### TEXT PASSAGE

+===+

Table 1 Evidence synopsis regarding the influence of androgens and estrogens on bone health in adult and elderly men
Full size table

In summary, we believe the pendulum shouldn’t swing too far. Even in the face of an overwhelming amount of data pointing towards the importance of aromatization and estrogens in the male skeleton, we need to distinguish between what we know, what we think we know, and what we still don’t know. Although the obligation lies with andrology researchers to provide much needed evidence in humans, we would like to remind readers that lack of evidence for an effect—as for bone preservation despite loss of androgens in the controlled study by Van Caenegem et al.—should not be taken as evidence for a lack of effect.

+===+

### DESCRIPTION OF THE TASK
Copy out the whole passage on androgens, estrogens and bone health in men, word for word.

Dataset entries
+===+

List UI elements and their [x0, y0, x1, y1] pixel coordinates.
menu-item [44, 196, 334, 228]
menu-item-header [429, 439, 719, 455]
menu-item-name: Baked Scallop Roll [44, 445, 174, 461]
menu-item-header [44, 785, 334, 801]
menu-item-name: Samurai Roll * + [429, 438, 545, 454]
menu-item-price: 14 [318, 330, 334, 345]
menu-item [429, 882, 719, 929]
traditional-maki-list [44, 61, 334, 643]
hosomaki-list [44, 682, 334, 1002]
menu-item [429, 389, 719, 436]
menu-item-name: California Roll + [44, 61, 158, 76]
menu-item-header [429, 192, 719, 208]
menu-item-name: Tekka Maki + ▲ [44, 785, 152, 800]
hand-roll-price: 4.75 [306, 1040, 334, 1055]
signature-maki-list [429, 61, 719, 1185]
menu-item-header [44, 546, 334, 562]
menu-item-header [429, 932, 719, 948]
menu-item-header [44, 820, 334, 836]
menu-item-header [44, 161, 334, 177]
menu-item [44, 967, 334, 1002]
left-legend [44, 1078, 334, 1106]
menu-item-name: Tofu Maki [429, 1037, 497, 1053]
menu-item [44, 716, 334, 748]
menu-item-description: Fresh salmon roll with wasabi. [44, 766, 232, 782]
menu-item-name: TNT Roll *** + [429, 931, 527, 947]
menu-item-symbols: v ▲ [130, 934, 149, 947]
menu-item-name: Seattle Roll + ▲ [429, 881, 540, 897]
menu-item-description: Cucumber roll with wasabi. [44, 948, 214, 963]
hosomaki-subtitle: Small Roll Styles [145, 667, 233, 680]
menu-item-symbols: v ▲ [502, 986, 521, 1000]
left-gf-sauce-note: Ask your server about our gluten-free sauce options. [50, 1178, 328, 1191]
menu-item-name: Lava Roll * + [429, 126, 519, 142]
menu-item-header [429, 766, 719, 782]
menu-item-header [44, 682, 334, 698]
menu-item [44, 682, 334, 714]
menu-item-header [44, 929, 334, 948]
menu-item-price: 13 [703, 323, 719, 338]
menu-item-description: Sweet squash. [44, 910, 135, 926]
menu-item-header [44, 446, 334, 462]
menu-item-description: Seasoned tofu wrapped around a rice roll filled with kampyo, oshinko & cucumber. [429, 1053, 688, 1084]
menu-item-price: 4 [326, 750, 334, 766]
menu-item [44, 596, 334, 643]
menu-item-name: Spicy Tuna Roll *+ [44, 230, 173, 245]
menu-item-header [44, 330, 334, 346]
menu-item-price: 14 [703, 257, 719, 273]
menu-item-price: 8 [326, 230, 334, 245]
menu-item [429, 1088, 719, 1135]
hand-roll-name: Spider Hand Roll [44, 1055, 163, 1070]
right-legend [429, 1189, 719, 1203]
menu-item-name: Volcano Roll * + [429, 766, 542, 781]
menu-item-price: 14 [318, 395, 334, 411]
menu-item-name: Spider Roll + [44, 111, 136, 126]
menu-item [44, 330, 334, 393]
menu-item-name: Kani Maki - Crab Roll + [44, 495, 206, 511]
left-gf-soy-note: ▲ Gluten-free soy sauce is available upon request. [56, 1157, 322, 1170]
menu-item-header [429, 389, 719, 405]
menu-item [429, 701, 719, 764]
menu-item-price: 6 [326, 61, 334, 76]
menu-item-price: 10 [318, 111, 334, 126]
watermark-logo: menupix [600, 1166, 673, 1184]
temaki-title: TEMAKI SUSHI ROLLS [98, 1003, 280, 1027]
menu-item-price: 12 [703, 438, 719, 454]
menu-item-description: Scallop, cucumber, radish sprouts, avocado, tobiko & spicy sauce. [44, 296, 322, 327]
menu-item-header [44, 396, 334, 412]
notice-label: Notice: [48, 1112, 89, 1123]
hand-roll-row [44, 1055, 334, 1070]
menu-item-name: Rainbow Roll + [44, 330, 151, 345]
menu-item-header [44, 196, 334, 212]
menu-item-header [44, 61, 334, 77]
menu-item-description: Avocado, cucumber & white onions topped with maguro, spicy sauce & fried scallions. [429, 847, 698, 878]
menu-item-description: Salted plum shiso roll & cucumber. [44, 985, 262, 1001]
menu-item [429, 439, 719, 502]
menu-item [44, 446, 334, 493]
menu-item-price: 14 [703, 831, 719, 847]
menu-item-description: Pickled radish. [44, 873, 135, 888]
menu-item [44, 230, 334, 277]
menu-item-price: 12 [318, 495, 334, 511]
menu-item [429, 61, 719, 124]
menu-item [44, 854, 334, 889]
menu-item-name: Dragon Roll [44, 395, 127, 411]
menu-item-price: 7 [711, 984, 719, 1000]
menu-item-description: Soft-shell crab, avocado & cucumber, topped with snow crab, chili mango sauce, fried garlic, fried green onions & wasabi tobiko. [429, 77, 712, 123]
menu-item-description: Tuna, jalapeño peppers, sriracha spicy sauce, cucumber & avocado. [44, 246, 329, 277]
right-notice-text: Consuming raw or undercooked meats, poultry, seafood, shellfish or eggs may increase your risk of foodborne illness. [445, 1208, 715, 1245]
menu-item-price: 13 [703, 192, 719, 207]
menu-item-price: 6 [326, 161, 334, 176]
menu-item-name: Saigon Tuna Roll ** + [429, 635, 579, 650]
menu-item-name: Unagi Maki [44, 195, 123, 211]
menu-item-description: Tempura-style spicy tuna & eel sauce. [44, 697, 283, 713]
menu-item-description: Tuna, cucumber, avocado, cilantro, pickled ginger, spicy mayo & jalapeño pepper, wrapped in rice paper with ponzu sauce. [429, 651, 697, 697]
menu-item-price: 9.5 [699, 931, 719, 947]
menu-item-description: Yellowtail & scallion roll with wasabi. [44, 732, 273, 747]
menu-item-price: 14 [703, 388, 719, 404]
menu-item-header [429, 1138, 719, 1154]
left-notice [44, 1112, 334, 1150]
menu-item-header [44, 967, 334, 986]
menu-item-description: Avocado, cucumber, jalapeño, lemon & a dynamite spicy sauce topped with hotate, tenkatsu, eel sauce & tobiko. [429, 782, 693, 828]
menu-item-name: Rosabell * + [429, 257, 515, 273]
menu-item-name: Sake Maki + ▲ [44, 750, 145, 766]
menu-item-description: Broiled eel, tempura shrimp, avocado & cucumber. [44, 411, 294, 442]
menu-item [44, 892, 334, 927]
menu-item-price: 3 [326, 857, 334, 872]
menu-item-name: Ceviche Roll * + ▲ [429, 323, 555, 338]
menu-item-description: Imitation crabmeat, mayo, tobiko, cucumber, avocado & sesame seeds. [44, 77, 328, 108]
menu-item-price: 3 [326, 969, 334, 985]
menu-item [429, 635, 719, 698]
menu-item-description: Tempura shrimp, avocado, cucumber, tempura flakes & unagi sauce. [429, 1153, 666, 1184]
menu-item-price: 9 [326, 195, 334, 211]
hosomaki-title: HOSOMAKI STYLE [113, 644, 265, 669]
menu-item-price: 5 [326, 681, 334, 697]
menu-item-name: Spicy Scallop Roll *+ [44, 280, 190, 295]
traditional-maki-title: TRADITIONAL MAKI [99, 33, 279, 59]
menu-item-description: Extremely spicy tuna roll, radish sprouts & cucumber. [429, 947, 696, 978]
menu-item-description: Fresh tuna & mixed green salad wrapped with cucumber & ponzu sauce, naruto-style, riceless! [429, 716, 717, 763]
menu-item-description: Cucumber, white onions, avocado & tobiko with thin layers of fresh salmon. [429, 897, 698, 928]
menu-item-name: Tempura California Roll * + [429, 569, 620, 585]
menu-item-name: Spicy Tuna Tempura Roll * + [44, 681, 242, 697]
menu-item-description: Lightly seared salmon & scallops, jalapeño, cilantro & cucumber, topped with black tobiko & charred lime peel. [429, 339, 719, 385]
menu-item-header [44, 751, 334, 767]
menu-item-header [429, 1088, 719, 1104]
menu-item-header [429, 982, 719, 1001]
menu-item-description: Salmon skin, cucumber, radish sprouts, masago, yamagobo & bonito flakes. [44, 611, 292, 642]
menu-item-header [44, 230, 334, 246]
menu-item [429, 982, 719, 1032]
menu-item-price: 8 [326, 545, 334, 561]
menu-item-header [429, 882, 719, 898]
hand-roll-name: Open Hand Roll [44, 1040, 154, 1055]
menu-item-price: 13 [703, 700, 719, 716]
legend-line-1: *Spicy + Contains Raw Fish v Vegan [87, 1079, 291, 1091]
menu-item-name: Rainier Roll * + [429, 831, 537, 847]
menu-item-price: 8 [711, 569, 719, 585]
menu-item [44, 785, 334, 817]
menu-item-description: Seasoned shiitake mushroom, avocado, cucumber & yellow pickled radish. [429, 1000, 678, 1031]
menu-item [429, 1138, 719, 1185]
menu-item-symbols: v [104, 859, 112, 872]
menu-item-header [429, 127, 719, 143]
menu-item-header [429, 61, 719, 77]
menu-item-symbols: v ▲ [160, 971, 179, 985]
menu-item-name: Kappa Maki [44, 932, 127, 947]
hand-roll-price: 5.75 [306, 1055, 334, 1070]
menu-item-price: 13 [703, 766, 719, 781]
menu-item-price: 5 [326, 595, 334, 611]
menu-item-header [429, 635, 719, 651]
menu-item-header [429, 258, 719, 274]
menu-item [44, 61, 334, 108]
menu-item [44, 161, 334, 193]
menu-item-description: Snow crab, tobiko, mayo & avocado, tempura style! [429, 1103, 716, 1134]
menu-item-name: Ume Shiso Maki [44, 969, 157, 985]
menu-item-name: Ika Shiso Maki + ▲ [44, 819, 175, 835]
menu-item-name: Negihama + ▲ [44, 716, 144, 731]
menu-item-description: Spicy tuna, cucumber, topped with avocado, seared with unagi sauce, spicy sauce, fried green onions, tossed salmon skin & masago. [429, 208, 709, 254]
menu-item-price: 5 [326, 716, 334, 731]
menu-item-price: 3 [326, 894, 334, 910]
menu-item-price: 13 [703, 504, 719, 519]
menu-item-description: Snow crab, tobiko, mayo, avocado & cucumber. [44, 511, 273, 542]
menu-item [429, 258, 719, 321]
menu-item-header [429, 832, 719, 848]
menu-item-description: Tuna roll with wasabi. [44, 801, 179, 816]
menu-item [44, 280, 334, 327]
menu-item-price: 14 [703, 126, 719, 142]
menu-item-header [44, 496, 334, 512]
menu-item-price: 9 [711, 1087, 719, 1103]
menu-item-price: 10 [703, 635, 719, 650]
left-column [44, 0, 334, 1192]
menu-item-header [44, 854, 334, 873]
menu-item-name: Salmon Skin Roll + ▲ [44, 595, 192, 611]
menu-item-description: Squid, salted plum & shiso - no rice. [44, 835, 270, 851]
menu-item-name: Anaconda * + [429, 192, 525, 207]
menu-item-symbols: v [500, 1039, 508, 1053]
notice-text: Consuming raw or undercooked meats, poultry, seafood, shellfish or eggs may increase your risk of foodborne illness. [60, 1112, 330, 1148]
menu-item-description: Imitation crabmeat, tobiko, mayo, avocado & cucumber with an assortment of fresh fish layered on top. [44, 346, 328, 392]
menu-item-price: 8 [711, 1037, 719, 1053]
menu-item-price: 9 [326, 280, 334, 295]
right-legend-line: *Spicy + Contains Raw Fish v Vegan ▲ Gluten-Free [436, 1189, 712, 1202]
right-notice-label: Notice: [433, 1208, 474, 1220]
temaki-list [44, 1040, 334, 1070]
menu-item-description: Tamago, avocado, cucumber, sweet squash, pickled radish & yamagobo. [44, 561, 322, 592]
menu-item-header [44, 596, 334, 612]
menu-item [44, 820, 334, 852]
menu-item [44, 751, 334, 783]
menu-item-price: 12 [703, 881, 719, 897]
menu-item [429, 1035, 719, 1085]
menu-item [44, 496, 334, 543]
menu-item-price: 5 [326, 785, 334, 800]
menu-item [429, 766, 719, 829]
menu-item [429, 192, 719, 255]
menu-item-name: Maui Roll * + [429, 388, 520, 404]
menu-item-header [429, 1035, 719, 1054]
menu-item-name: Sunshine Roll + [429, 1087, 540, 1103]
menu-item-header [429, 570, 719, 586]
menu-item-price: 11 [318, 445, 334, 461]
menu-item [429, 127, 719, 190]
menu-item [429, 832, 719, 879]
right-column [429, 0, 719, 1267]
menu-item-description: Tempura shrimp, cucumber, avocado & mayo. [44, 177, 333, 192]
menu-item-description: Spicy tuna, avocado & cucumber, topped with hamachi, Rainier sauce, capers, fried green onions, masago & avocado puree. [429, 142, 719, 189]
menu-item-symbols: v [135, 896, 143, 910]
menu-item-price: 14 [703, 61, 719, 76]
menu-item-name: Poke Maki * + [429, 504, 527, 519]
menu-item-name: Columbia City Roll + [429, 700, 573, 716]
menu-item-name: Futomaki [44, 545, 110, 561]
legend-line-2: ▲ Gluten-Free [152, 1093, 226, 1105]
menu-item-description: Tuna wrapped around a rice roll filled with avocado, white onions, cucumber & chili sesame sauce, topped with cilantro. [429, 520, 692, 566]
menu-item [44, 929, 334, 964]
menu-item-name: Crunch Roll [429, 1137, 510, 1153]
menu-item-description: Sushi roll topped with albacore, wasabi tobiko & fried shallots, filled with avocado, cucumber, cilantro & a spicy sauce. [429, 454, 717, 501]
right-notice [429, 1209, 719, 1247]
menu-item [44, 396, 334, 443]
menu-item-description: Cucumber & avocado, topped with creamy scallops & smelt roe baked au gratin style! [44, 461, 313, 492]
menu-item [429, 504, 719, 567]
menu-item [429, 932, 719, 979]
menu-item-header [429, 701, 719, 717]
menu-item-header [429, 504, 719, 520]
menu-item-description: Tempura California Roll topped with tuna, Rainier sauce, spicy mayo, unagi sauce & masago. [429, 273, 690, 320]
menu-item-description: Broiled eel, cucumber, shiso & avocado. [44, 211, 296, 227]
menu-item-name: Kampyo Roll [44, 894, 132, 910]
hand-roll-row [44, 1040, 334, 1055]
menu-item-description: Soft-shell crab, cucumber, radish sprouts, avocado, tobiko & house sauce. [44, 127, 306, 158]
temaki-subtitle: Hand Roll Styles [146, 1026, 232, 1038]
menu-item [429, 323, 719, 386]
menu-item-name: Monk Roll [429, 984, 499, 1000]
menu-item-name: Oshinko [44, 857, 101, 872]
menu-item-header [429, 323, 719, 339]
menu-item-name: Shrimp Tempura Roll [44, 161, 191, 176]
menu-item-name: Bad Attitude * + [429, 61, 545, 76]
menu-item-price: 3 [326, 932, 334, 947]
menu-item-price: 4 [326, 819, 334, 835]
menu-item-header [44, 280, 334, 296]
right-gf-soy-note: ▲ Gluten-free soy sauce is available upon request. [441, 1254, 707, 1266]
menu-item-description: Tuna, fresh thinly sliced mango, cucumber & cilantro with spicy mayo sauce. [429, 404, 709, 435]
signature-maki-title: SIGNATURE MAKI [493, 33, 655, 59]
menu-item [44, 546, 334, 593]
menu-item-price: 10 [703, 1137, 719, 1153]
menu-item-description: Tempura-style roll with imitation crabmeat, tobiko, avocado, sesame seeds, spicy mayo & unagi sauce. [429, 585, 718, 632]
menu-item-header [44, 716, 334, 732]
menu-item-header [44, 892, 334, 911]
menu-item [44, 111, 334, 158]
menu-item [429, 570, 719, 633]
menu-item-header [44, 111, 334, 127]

+===+

### EXERCISE SOLUTION
Table 1 Evidence synopsis regarding the influence of androgens and estrogens on bone health in adult and elderly men
Full size table

In summary, we believe the pendulum shouldn’t swing too far. Even in the face of an overwhelming amount of data pointing towards the importance of aromatization and estrogens in the male skeleton, we need to distinguish between what we know, what we think we know, and what we still don’t know. Although the obligation lies with andrology researchers to provide much needed evidence in humans, we would like to remind readers that lack of evidence for an effect—as for bone preservation despite loss of androgens in the controlled study by Van Caenegem et al.—should not be taken as evidence for a lack of effect.